• [REQUIREMENT]: Return the listing below in full, with every line exactly as it is.

• [DATA RECORDS]:
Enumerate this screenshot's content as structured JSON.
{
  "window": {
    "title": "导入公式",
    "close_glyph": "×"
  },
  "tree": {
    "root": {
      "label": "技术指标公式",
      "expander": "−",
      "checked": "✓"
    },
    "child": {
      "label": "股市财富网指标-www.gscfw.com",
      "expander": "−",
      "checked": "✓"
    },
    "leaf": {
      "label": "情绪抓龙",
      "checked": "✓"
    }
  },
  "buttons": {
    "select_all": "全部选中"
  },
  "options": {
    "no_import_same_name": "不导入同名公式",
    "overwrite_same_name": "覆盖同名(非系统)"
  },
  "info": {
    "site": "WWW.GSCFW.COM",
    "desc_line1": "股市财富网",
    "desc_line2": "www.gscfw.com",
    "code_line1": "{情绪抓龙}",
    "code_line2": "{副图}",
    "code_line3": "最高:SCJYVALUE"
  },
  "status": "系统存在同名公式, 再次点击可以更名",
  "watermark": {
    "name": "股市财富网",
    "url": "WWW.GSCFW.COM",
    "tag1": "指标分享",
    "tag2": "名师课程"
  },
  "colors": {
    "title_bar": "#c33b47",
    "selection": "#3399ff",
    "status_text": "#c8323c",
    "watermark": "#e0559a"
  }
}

• [THE ANSWER]:
Enumerate this screenshot's content as structured JSON.
{
  "window": {
    "title": "导入公式",
    "close_glyph": "×"
  },
  "tree": {
    "root": {
      "label": "技术指标公式",
      "expander": "−",
      "checked": "✓"
    },
    "child": {
      "label": "股市财富网指标-www.gscfw.com",
      "expander": "−",
      "checked": "✓"
    },
    "leaf": {
      "label": "情绪抓龙",
      "checked": "✓"
    }
  },
  "buttons": {
    "select_all": "全部选中"
  },
  "options": {
    "no_import_same_name": "不导入同名公式",
    "overwrite_same_name": "覆盖同名(非系统)"
  },
  "info": {
    "site": "WWW.GSCFW.COM",
    "desc_line1": "股市财富网",
    "desc_line2": "www.gscfw.com",
    "code_line1": "{情绪抓龙}",
    "code_line2": "{副图}",
    "code_line3": "最高:SCJYVALUE"
  },
  "status": "系统存在同名公式, 再次点击可以更名",
  "watermark": {
    "name": "股市财富网",
    "url": "WWW.GSCFW.COM",
    "tag1": "指标分享",
    "tag2": "名师课程"
  },
  "colors": {
    "title_bar": "#c33b47",
    "selection": "#3399ff",
    "status_text": "#c8323c",
    "watermark": "#e0559a"
  }
}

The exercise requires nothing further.